* begin The input *

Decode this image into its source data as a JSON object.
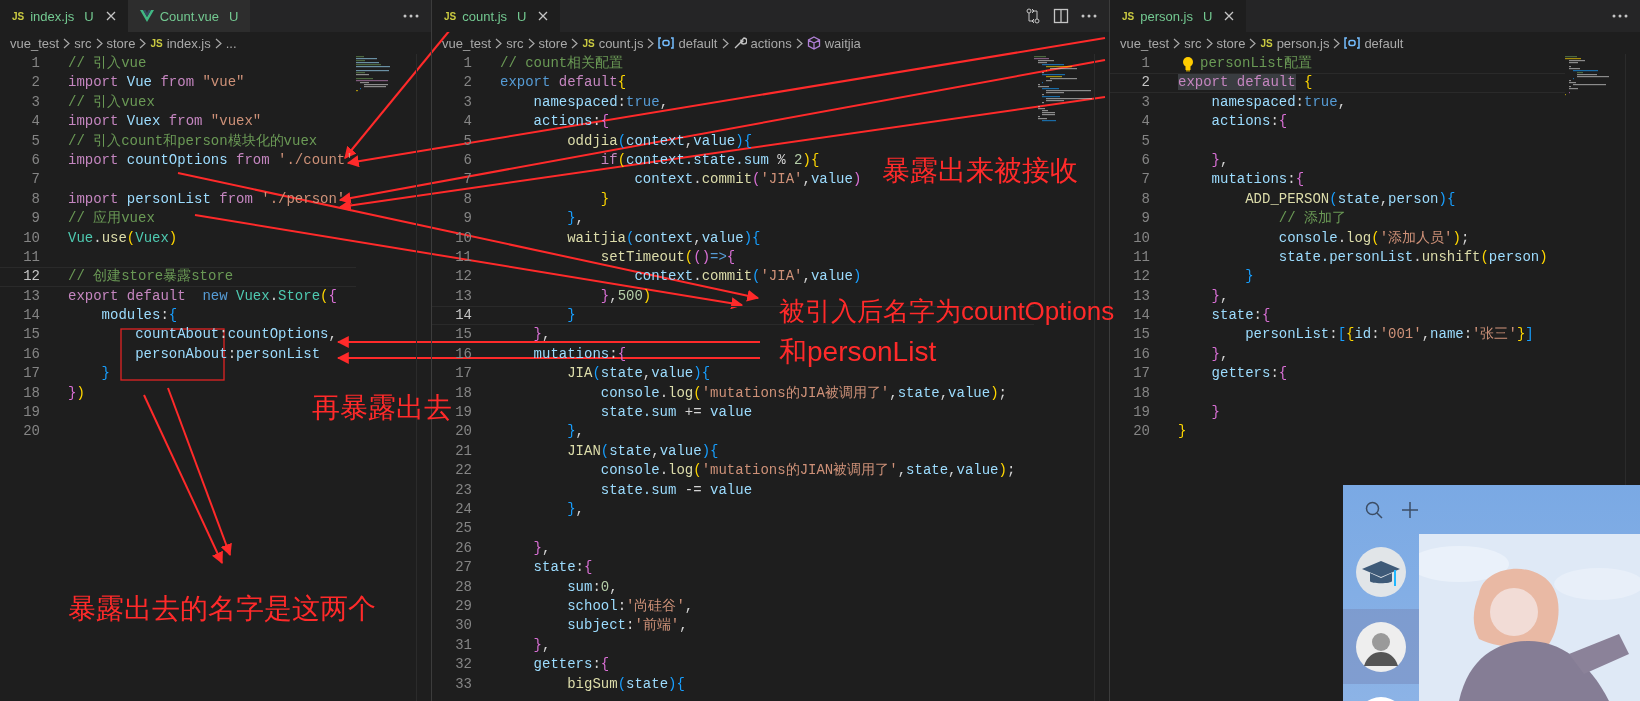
{
  "panes": [
    {
      "tabs": [
        {
          "label": "index.js",
          "status": "U",
          "kind": "js",
          "icon": "JS",
          "selected": true
        },
        {
          "label": "Count.vue",
          "status": "U",
          "kind": "vue",
          "selected": false
        }
      ],
      "breadcrumbs": [
        {
          "label": "vue_test",
          "kind": "folder"
        },
        {
          "label": "src",
          "kind": "folder"
        },
        {
          "label": "store",
          "kind": "folder"
        },
        {
          "label": "index.js",
          "kind": "file",
          "icon": "JS"
        },
        {
          "label": "...",
          "kind": "more"
        }
      ],
      "lines": [
        {
          "number": "1",
          "current": false,
          "tokens": [
            {
              "text": "// 引入vue",
              "kind": "comment"
            }
          ]
        },
        {
          "number": "2",
          "current": false,
          "tokens": [
            {
              "text": "import ",
              "kind": "keyword"
            },
            {
              "text": "Vue ",
              "kind": "variable"
            },
            {
              "text": "from ",
              "kind": "keyword"
            },
            {
              "text": "\"vue\"",
              "kind": "string"
            }
          ]
        },
        {
          "number": "3",
          "current": false,
          "tokens": [
            {
              "text": "// 引入vuex",
              "kind": "comment"
            }
          ]
        },
        {
          "number": "4",
          "current": false,
          "tokens": [
            {
              "text": "import ",
              "kind": "keyword"
            },
            {
              "text": "Vuex ",
              "kind": "variable"
            },
            {
              "text": "from ",
              "kind": "keyword"
            },
            {
              "text": "\"vuex\"",
              "kind": "string"
            }
          ]
        },
        {
          "number": "5",
          "current": false,
          "tokens": [
            {
              "text": "// 引入count和person模块化的vuex",
              "kind": "comment"
            }
          ]
        },
        {
          "number": "6",
          "current": false,
          "tokens": [
            {
              "text": "import ",
              "kind": "keyword"
            },
            {
              "text": "countOptions ",
              "kind": "variable"
            },
            {
              "text": "from ",
              "kind": "keyword"
            },
            {
              "text": "'./count'",
              "kind": "string"
            }
          ]
        },
        {
          "number": "7",
          "current": false
        },
        {
          "number": "8",
          "current": false,
          "tokens": [
            {
              "text": "import ",
              "kind": "keyword"
            },
            {
              "text": "personList ",
              "kind": "variable"
            },
            {
              "text": "from ",
              "kind": "keyword"
            },
            {
              "text": "'./person'",
              "kind": "string"
            }
          ]
        },
        {
          "number": "9",
          "current": false,
          "tokens": [
            {
              "text": "// 应用vuex",
              "kind": "comment"
            }
          ]
        },
        {
          "number": "10",
          "current": false,
          "tokens": [
            {
              "text": "Vue",
              "kind": "class"
            },
            {
              "text": ".",
              "kind": "plain"
            },
            {
              "text": "use",
              "kind": "function"
            },
            {
              "text": "(",
              "kind": "bracket1"
            },
            {
              "text": "Vuex",
              "kind": "class"
            },
            {
              "text": ")",
              "kind": "bracket1"
            }
          ]
        },
        {
          "number": "11",
          "current": false
        },
        {
          "number": "12",
          "current": true,
          "tokens": [
            {
              "text": "// 创建store暴露store",
              "kind": "comment"
            }
          ]
        },
        {
          "number": "13",
          "current": false,
          "tokens": [
            {
              "text": "export ",
              "kind": "keyword"
            },
            {
              "text": "default  ",
              "kind": "keyword"
            },
            {
              "text": "new ",
              "kind": "storage"
            },
            {
              "text": "Vuex",
              "kind": "class"
            },
            {
              "text": ".",
              "kind": "plain"
            },
            {
              "text": "Store",
              "kind": "class"
            },
            {
              "text": "(",
              "kind": "bracket1"
            },
            {
              "text": "{",
              "kind": "bracket2"
            }
          ]
        },
        {
          "number": "14",
          "current": false,
          "tokens": [
            {
              "text": "    modules",
              "kind": "variable"
            },
            {
              "text": ":",
              "kind": "plain"
            },
            {
              "text": "{",
              "kind": "bracket3"
            }
          ]
        },
        {
          "number": "15",
          "current": false,
          "tokens": [
            {
              "text": "        countAbout",
              "kind": "variable"
            },
            {
              "text": ":",
              "kind": "plain"
            },
            {
              "text": "countOptions",
              "kind": "variable"
            },
            {
              "text": ",",
              "kind": "plain"
            }
          ]
        },
        {
          "number": "16",
          "current": false,
          "tokens": [
            {
              "text": "        personAbout",
              "kind": "variable"
            },
            {
              "text": ":",
              "kind": "plain"
            },
            {
              "text": "personList",
              "kind": "variable"
            }
          ]
        },
        {
          "number": "17",
          "current": false,
          "tokens": [
            {
              "text": "    }",
              "kind": "bracket3"
            }
          ]
        },
        {
          "number": "18",
          "current": false,
          "tokens": [
            {
              "text": "}",
              "kind": "bracket2"
            },
            {
              "text": ")",
              "kind": "bracket1"
            }
          ]
        },
        {
          "number": "19",
          "current": false
        },
        {
          "number": "20",
          "current": false
        }
      ]
    },
    {
      "tabs": [
        {
          "label": "count.js",
          "status": "U",
          "kind": "js",
          "icon": "JS",
          "selected": true
        }
      ],
      "breadcrumbs": [
        {
          "label": "vue_test",
          "kind": "folder"
        },
        {
          "label": "src",
          "kind": "folder"
        },
        {
          "label": "store",
          "kind": "folder"
        },
        {
          "label": "count.js",
          "kind": "file",
          "icon": "JS"
        },
        {
          "label": "default",
          "kind": "symbol"
        },
        {
          "label": "actions",
          "kind": "method"
        },
        {
          "label": "waitjia",
          "kind": "object"
        }
      ],
      "lines": [
        {
          "number": "1",
          "current": false,
          "tokens": [
            {
              "text": "// count相关配置",
              "kind": "comment"
            }
          ]
        },
        {
          "number": "2",
          "current": false,
          "tokens": [
            {
              "text": "export ",
              "kind": "storage"
            },
            {
              "text": "default",
              "kind": "keyword"
            },
            {
              "text": "{",
              "kind": "bracket1"
            }
          ]
        },
        {
          "number": "3",
          "current": false,
          "tokens": [
            {
              "text": "    namespaced",
              "kind": "variable"
            },
            {
              "text": ":",
              "kind": "plain"
            },
            {
              "text": "true",
              "kind": "storage"
            },
            {
              "text": ",",
              "kind": "plain"
            }
          ]
        },
        {
          "number": "4",
          "current": false,
          "tokens": [
            {
              "text": "    actions",
              "kind": "variable"
            },
            {
              "text": ":",
              "kind": "plain"
            },
            {
              "text": "{",
              "kind": "bracket2"
            }
          ]
        },
        {
          "number": "5",
          "current": false,
          "tokens": [
            {
              "text": "        oddjia",
              "kind": "function"
            },
            {
              "text": "(",
              "kind": "bracket3"
            },
            {
              "text": "context",
              "kind": "variable"
            },
            {
              "text": ",",
              "kind": "plain"
            },
            {
              "text": "value",
              "kind": "variable"
            },
            {
              "text": ")",
              "kind": "bracket3"
            },
            {
              "text": "{",
              "kind": "bracket3"
            }
          ]
        },
        {
          "number": "6",
          "current": false,
          "tokens": [
            {
              "text": "            if",
              "kind": "keyword"
            },
            {
              "text": "(",
              "kind": "bracket1"
            },
            {
              "text": "context.state.sum",
              "kind": "variable"
            },
            {
              "text": " % ",
              "kind": "plain"
            },
            {
              "text": "2",
              "kind": "number"
            },
            {
              "text": ")",
              "kind": "bracket1"
            },
            {
              "text": "{",
              "kind": "bracket1"
            }
          ]
        },
        {
          "number": "7",
          "current": false,
          "tokens": [
            {
              "text": "                context",
              "kind": "variable"
            },
            {
              "text": ".",
              "kind": "plain"
            },
            {
              "text": "commit",
              "kind": "function"
            },
            {
              "text": "(",
              "kind": "bracket2"
            },
            {
              "text": "'JIA'",
              "kind": "string"
            },
            {
              "text": ",",
              "kind": "plain"
            },
            {
              "text": "value",
              "kind": "variable"
            },
            {
              "text": ")",
              "kind": "bracket2"
            }
          ]
        },
        {
          "number": "8",
          "current": false,
          "tokens": [
            {
              "text": "            }",
              "kind": "bracket1"
            }
          ]
        },
        {
          "number": "9",
          "current": false,
          "tokens": [
            {
              "text": "        }",
              "kind": "bracket3"
            },
            {
              "text": ",",
              "kind": "plain"
            }
          ]
        },
        {
          "number": "10",
          "current": false,
          "tokens": [
            {
              "text": "        waitjia",
              "kind": "function"
            },
            {
              "text": "(",
              "kind": "bracket3"
            },
            {
              "text": "context",
              "kind": "variable"
            },
            {
              "text": ",",
              "kind": "plain"
            },
            {
              "text": "value",
              "kind": "variable"
            },
            {
              "text": ")",
              "kind": "bracket3"
            },
            {
              "text": "{",
              "kind": "bracket3"
            }
          ]
        },
        {
          "number": "11",
          "current": false,
          "tokens": [
            {
              "text": "            setTimeout",
              "kind": "function"
            },
            {
              "text": "(",
              "kind": "bracket1"
            },
            {
              "text": "()",
              "kind": "bracket2"
            },
            {
              "text": "=>",
              "kind": "storage"
            },
            {
              "text": "{",
              "kind": "bracket2"
            }
          ]
        },
        {
          "number": "12",
          "current": false,
          "tokens": [
            {
              "text": "                context",
              "kind": "variable"
            },
            {
              "text": ".",
              "kind": "plain"
            },
            {
              "text": "commit",
              "kind": "function"
            },
            {
              "text": "(",
              "kind": "bracket3"
            },
            {
              "text": "'JIA'",
              "kind": "string"
            },
            {
              "text": ",",
              "kind": "plain"
            },
            {
              "text": "value",
              "kind": "variable"
            },
            {
              "text": ")",
              "kind": "bracket3"
            }
          ]
        },
        {
          "number": "13",
          "current": false,
          "tokens": [
            {
              "text": "            }",
              "kind": "bracket2"
            },
            {
              "text": ",",
              "kind": "plain"
            },
            {
              "text": "500",
              "kind": "number"
            },
            {
              "text": ")",
              "kind": "bracket1"
            }
          ]
        },
        {
          "number": "14",
          "current": true,
          "tokens": [
            {
              "text": "        }",
              "kind": "bracket3"
            }
          ]
        },
        {
          "number": "15",
          "current": false,
          "tokens": [
            {
              "text": "    }",
              "kind": "bracket2"
            },
            {
              "text": ",",
              "kind": "plain"
            }
          ]
        },
        {
          "number": "16",
          "current": false,
          "tokens": [
            {
              "text": "    mutations",
              "kind": "variable"
            },
            {
              "text": ":",
              "kind": "plain"
            },
            {
              "text": "{",
              "kind": "bracket2"
            }
          ]
        },
        {
          "number": "17",
          "current": false,
          "tokens": [
            {
              "text": "        JIA",
              "kind": "function"
            },
            {
              "text": "(",
              "kind": "bracket3"
            },
            {
              "text": "state",
              "kind": "variable"
            },
            {
              "text": ",",
              "kind": "plain"
            },
            {
              "text": "value",
              "kind": "variable"
            },
            {
              "text": ")",
              "kind": "bracket3"
            },
            {
              "text": "{",
              "kind": "bracket3"
            }
          ]
        },
        {
          "number": "18",
          "current": false,
          "tokens": [
            {
              "text": "            console",
              "kind": "variable"
            },
            {
              "text": ".",
              "kind": "plain"
            },
            {
              "text": "log",
              "kind": "function"
            },
            {
              "text": "(",
              "kind": "bracket1"
            },
            {
              "text": "'mutations的JIA被调用了'",
              "kind": "string"
            },
            {
              "text": ",",
              "kind": "plain"
            },
            {
              "text": "state",
              "kind": "variable"
            },
            {
              "text": ",",
              "kind": "plain"
            },
            {
              "text": "value",
              "kind": "variable"
            },
            {
              "text": ")",
              "kind": "bracket1"
            },
            {
              "text": ";",
              "kind": "plain"
            }
          ]
        },
        {
          "number": "19",
          "current": false,
          "tokens": [
            {
              "text": "            state.sum",
              "kind": "variable"
            },
            {
              "text": " += ",
              "kind": "plain"
            },
            {
              "text": "value",
              "kind": "variable"
            }
          ]
        },
        {
          "number": "20",
          "current": false,
          "tokens": [
            {
              "text": "        }",
              "kind": "bracket3"
            },
            {
              "text": ",",
              "kind": "plain"
            }
          ]
        },
        {
          "number": "21",
          "current": false,
          "tokens": [
            {
              "text": "        JIAN",
              "kind": "function"
            },
            {
              "text": "(",
              "kind": "bracket3"
            },
            {
              "text": "state",
              "kind": "variable"
            },
            {
              "text": ",",
              "kind": "plain"
            },
            {
              "text": "value",
              "kind": "variable"
            },
            {
              "text": ")",
              "kind": "bracket3"
            },
            {
              "text": "{",
              "kind": "bracket3"
            }
          ]
        },
        {
          "number": "22",
          "current": false,
          "tokens": [
            {
              "text": "            console",
              "kind": "variable"
            },
            {
              "text": ".",
              "kind": "plain"
            },
            {
              "text": "log",
              "kind": "function"
            },
            {
              "text": "(",
              "kind": "bracket1"
            },
            {
              "text": "'mutations的JIAN被调用了'",
              "kind": "string"
            },
            {
              "text": ",",
              "kind": "plain"
            },
            {
              "text": "state",
              "kind": "variable"
            },
            {
              "text": ",",
              "kind": "plain"
            },
            {
              "text": "value",
              "kind": "variable"
            },
            {
              "text": ")",
              "kind": "bracket1"
            },
            {
              "text": ";",
              "kind": "plain"
            }
          ]
        },
        {
          "number": "23",
          "current": false,
          "tokens": [
            {
              "text": "            state.sum",
              "kind": "variable"
            },
            {
              "text": " -= ",
              "kind": "plain"
            },
            {
              "text": "value",
              "kind": "variable"
            }
          ]
        },
        {
          "number": "24",
          "current": false,
          "tokens": [
            {
              "text": "        }",
              "kind": "bracket3"
            },
            {
              "text": ",",
              "kind": "plain"
            }
          ]
        },
        {
          "number": "25",
          "current": false
        },
        {
          "number": "26",
          "current": false,
          "tokens": [
            {
              "text": "    }",
              "kind": "bracket2"
            },
            {
              "text": ",",
              "kind": "plain"
            }
          ]
        },
        {
          "number": "27",
          "current": false,
          "tokens": [
            {
              "text": "    state",
              "kind": "variable"
            },
            {
              "text": ":",
              "kind": "plain"
            },
            {
              "text": "{",
              "kind": "bracket2"
            }
          ]
        },
        {
          "number": "28",
          "current": false,
          "tokens": [
            {
              "text": "        sum",
              "kind": "variable"
            },
            {
              "text": ":",
              "kind": "plain"
            },
            {
              "text": "0",
              "kind": "number"
            },
            {
              "text": ",",
              "kind": "plain"
            }
          ]
        },
        {
          "number": "29",
          "current": false,
          "tokens": [
            {
              "text": "        school",
              "kind": "variable"
            },
            {
              "text": ":",
              "kind": "plain"
            },
            {
              "text": "'尚硅谷'",
              "kind": "string"
            },
            {
              "text": ",",
              "kind": "plain"
            }
          ]
        },
        {
          "number": "30",
          "current": false,
          "tokens": [
            {
              "text": "        subject",
              "kind": "variable"
            },
            {
              "text": ":",
              "kind": "plain"
            },
            {
              "text": "'前端'",
              "kind": "string"
            },
            {
              "text": ",",
              "kind": "plain"
            }
          ]
        },
        {
          "number": "31",
          "current": false,
          "tokens": [
            {
              "text": "    }",
              "kind": "bracket2"
            },
            {
              "text": ",",
              "kind": "plain"
            }
          ]
        },
        {
          "number": "32",
          "current": false,
          "tokens": [
            {
              "text": "    getters",
              "kind": "variable"
            },
            {
              "text": ":",
              "kind": "plain"
            },
            {
              "text": "{",
              "kind": "bracket2"
            }
          ]
        },
        {
          "number": "33",
          "current": false,
          "tokens": [
            {
              "text": "        bigSum",
              "kind": "function"
            },
            {
              "text": "(",
              "kind": "bracket3"
            },
            {
              "text": "state",
              "kind": "variable"
            },
            {
              "text": ")",
              "kind": "bracket3"
            },
            {
              "text": "{",
              "kind": "bracket3"
            }
          ]
        }
      ]
    },
    {
      "tabs": [
        {
          "label": "person.js",
          "status": "U",
          "kind": "js",
          "icon": "JS",
          "selected": true
        }
      ],
      "breadcrumbs": [
        {
          "label": "vue_test",
          "kind": "folder"
        },
        {
          "label": "src",
          "kind": "folder"
        },
        {
          "label": "store",
          "kind": "folder"
        },
        {
          "label": "person.js",
          "kind": "file",
          "icon": "JS"
        },
        {
          "label": "default",
          "kind": "symbol"
        }
      ],
      "lines": [
        {
          "number": "1",
          "current": false,
          "tokens": [
            {
              "kind": "lightbulb"
            },
            {
              "text": "personList配置",
              "kind": "comment"
            }
          ]
        },
        {
          "number": "2",
          "current": true,
          "tokens": [
            {
              "text": "export default",
              "kind": "selection"
            },
            {
              "text": " {",
              "kind": "bracket1"
            }
          ]
        },
        {
          "number": "3",
          "current": false,
          "tokens": [
            {
              "text": "    namespaced",
              "kind": "variable"
            },
            {
              "text": ":",
              "kind": "plain"
            },
            {
              "text": "true",
              "kind": "storage"
            },
            {
              "text": ",",
              "kind": "plain"
            }
          ]
        },
        {
          "number": "4",
          "current": false,
          "tokens": [
            {
              "text": "    actions",
              "kind": "variable"
            },
            {
              "text": ":",
              "kind": "plain"
            },
            {
              "text": "{",
              "kind": "bracket2"
            }
          ]
        },
        {
          "number": "5",
          "current": false
        },
        {
          "number": "6",
          "current": false,
          "tokens": [
            {
              "text": "    }",
              "kind": "bracket2"
            },
            {
              "text": ",",
              "kind": "plain"
            }
          ]
        },
        {
          "number": "7",
          "current": false,
          "tokens": [
            {
              "text": "    mutations",
              "kind": "variable"
            },
            {
              "text": ":",
              "kind": "plain"
            },
            {
              "text": "{",
              "kind": "bracket2"
            }
          ]
        },
        {
          "number": "8",
          "current": false,
          "tokens": [
            {
              "text": "        ADD_PERSON",
              "kind": "function"
            },
            {
              "text": "(",
              "kind": "bracket3"
            },
            {
              "text": "state",
              "kind": "variable"
            },
            {
              "text": ",",
              "kind": "plain"
            },
            {
              "text": "person",
              "kind": "variable"
            },
            {
              "text": ")",
              "kind": "bracket3"
            },
            {
              "text": "{",
              "kind": "bracket3"
            }
          ]
        },
        {
          "number": "9",
          "current": false,
          "tokens": [
            {
              "text": "            // 添加了",
              "kind": "comment"
            }
          ]
        },
        {
          "number": "10",
          "current": false,
          "tokens": [
            {
              "text": "            console",
              "kind": "variable"
            },
            {
              "text": ".",
              "kind": "plain"
            },
            {
              "text": "log",
              "kind": "function"
            },
            {
              "text": "(",
              "kind": "bracket1"
            },
            {
              "text": "'添加人员'",
              "kind": "string"
            },
            {
              "text": ")",
              "kind": "bracket1"
            },
            {
              "text": ";",
              "kind": "plain"
            }
          ]
        },
        {
          "number": "11",
          "current": false,
          "tokens": [
            {
              "text": "            state.personList",
              "kind": "variable"
            },
            {
              "text": ".",
              "kind": "plain"
            },
            {
              "text": "unshift",
              "kind": "function"
            },
            {
              "text": "(",
              "kind": "bracket1"
            },
            {
              "text": "person",
              "kind": "variable"
            },
            {
              "text": ")",
              "kind": "bracket1"
            }
          ]
        },
        {
          "number": "12",
          "current": false,
          "tokens": [
            {
              "text": "        }",
              "kind": "bracket3"
            }
          ]
        },
        {
          "number": "13",
          "current": false,
          "tokens": [
            {
              "text": "    }",
              "kind": "bracket2"
            },
            {
              "text": ",",
              "kind": "plain"
            }
          ]
        },
        {
          "number": "14",
          "current": false,
          "tokens": [
            {
              "text": "    state",
              "kind": "variable"
            },
            {
              "text": ":",
              "kind": "plain"
            },
            {
              "text": "{",
              "kind": "bracket2"
            }
          ]
        },
        {
          "number": "15",
          "current": false,
          "tokens": [
            {
              "text": "        personList",
              "kind": "variable"
            },
            {
              "text": ":",
              "kind": "plain"
            },
            {
              "text": "[",
              "kind": "bracket3"
            },
            {
              "text": "{",
              "kind": "bracket1"
            },
            {
              "text": "id",
              "kind": "variable"
            },
            {
              "text": ":",
              "kind": "plain"
            },
            {
              "text": "'001'",
              "kind": "string"
            },
            {
              "text": ",",
              "kind": "plain"
            },
            {
              "text": "name",
              "kind": "variable"
            },
            {
              "text": ":",
              "kind": "plain"
            },
            {
              "text": "'张三'",
              "kind": "string"
            },
            {
              "text": "}",
              "kind": "bracket1"
            },
            {
              "text": "]",
              "kind": "bracket3"
            }
          ]
        },
        {
          "number": "16",
          "current": false,
          "tokens": [
            {
              "text": "    }",
              "kind": "bracket2"
            },
            {
              "text": ",",
              "kind": "plain"
            }
          ]
        },
        {
          "number": "17",
          "current": false,
          "tokens": [
            {
              "text": "    getters",
              "kind": "variable"
            },
            {
              "text": ":",
              "kind": "plain"
            },
            {
              "text": "{",
              "kind": "bracket2"
            }
          ]
        },
        {
          "number": "18",
          "current": false
        },
        {
          "number": "19",
          "current": false,
          "tokens": [
            {
              "text": "    }",
              "kind": "bracket2"
            }
          ]
        },
        {
          "number": "20",
          "current": false,
          "tokens": [
            {
              "text": "}",
              "kind": "bracket1"
            }
          ]
        }
      ]
    }
  ],
  "chat_window": {
    "contacts": [
      {
        "selected": false
      },
      {
        "selected": true
      },
      {
        "selected": false
      }
    ]
  },
  "annotations": {
    "labels": [
      "暴露出来被接收",
      "被引入后名字为countOptions",
      "和personList",
      "再暴露出去",
      "暴露出去的名字是这两个"
    ]
  }
}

* end The input *

* [Challenge]:
Search the entries for the word "object" and gather every line where it appears.

* [Correct answer]:
Decode this image into its source data as a JSON object.
          "kind": "object"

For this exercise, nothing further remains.